Short exercise:
Images embedded in the records are excluded; print everything else exactly as given.

Supplied information:
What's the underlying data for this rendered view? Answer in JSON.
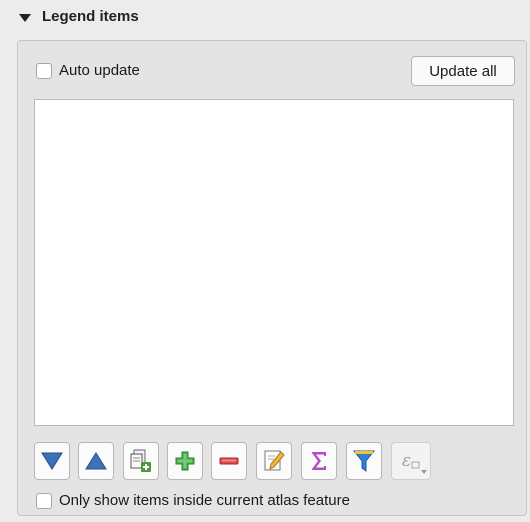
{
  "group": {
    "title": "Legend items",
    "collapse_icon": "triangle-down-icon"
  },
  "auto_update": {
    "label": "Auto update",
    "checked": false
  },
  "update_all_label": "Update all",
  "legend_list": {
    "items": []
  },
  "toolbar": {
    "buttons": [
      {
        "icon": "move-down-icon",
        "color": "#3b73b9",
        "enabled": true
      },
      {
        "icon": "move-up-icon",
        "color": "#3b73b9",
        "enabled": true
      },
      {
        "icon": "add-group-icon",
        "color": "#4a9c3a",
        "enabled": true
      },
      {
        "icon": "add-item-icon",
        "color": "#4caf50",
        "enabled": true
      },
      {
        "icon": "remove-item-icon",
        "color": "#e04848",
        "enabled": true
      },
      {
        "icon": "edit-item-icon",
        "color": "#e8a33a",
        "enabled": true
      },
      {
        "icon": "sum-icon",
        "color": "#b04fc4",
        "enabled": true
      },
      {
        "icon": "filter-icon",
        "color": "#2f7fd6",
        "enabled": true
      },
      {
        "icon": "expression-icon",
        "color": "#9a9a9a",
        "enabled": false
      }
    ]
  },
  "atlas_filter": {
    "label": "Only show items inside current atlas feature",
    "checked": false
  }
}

Task solution:
What's the underlying data for this rendered view? Answer in JSON.
{
  "group": {
    "title": "Legend items",
    "collapse_icon": "triangle-down-icon"
  },
  "auto_update": {
    "label": "Auto update",
    "checked": false
  },
  "update_all_label": "Update all",
  "legend_list": {
    "items": []
  },
  "toolbar": {
    "buttons": [
      {
        "icon": "move-down-icon",
        "color": "#3b73b9",
        "enabled": true
      },
      {
        "icon": "move-up-icon",
        "color": "#3b73b9",
        "enabled": true
      },
      {
        "icon": "add-group-icon",
        "color": "#4a9c3a",
        "enabled": true
      },
      {
        "icon": "add-item-icon",
        "color": "#4caf50",
        "enabled": true
      },
      {
        "icon": "remove-item-icon",
        "color": "#e04848",
        "enabled": true
      },
      {
        "icon": "edit-item-icon",
        "color": "#e8a33a",
        "enabled": true
      },
      {
        "icon": "sum-icon",
        "color": "#b04fc4",
        "enabled": true
      },
      {
        "icon": "filter-icon",
        "color": "#2f7fd6",
        "enabled": true
      },
      {
        "icon": "expression-icon",
        "color": "#9a9a9a",
        "enabled": false
      }
    ]
  },
  "atlas_filter": {
    "label": "Only show items inside current atlas feature",
    "checked": false
  }
}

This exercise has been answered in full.